WORK TO BE COMPLETED
Tell how many lines include the string "page". Answer with a single number.

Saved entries
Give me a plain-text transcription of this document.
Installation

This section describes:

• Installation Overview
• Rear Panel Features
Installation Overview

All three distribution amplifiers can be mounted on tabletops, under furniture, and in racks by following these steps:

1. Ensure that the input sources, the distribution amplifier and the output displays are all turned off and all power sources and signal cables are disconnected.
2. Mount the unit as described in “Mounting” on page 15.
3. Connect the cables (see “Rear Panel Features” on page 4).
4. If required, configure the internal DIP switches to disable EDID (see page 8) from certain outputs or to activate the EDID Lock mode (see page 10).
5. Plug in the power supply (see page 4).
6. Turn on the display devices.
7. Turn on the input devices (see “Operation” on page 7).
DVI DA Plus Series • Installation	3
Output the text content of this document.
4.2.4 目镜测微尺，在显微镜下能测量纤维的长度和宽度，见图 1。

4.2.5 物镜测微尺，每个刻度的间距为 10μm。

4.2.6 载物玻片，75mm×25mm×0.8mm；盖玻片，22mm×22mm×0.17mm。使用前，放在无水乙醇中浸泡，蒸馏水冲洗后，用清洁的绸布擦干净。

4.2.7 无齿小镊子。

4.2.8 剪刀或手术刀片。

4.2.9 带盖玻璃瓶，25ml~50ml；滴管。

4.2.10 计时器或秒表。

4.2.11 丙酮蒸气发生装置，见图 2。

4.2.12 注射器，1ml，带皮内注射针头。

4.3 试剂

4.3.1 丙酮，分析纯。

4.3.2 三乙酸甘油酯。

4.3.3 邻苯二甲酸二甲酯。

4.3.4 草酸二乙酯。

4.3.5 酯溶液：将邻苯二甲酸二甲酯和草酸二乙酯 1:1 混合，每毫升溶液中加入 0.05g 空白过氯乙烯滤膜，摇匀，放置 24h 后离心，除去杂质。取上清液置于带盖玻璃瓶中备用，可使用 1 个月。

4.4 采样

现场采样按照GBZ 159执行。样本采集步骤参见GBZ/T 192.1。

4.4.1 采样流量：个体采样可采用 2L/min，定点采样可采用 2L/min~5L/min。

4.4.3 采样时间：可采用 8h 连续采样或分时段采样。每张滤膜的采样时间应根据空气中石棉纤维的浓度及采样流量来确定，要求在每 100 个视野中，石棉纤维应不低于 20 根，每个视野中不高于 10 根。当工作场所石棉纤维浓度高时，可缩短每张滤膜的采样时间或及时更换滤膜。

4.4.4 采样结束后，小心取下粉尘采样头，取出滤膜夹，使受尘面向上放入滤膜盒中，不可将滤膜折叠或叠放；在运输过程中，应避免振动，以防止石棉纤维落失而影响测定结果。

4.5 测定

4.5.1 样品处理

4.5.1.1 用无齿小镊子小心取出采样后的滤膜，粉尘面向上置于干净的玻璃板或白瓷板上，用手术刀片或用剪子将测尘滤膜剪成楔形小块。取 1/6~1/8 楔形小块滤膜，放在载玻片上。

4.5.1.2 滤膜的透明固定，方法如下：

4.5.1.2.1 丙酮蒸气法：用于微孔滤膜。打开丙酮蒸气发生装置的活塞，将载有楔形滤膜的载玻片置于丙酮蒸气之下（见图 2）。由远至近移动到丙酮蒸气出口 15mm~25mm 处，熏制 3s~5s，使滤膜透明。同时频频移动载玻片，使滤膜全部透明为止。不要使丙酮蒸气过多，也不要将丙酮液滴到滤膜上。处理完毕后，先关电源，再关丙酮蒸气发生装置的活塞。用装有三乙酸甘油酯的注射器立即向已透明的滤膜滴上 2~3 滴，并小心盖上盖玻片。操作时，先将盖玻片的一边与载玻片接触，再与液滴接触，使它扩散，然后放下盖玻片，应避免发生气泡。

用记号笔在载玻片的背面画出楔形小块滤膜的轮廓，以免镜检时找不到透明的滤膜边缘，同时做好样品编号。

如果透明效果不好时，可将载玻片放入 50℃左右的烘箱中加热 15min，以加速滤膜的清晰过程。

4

RESULT FOR THIS EXERCISE
5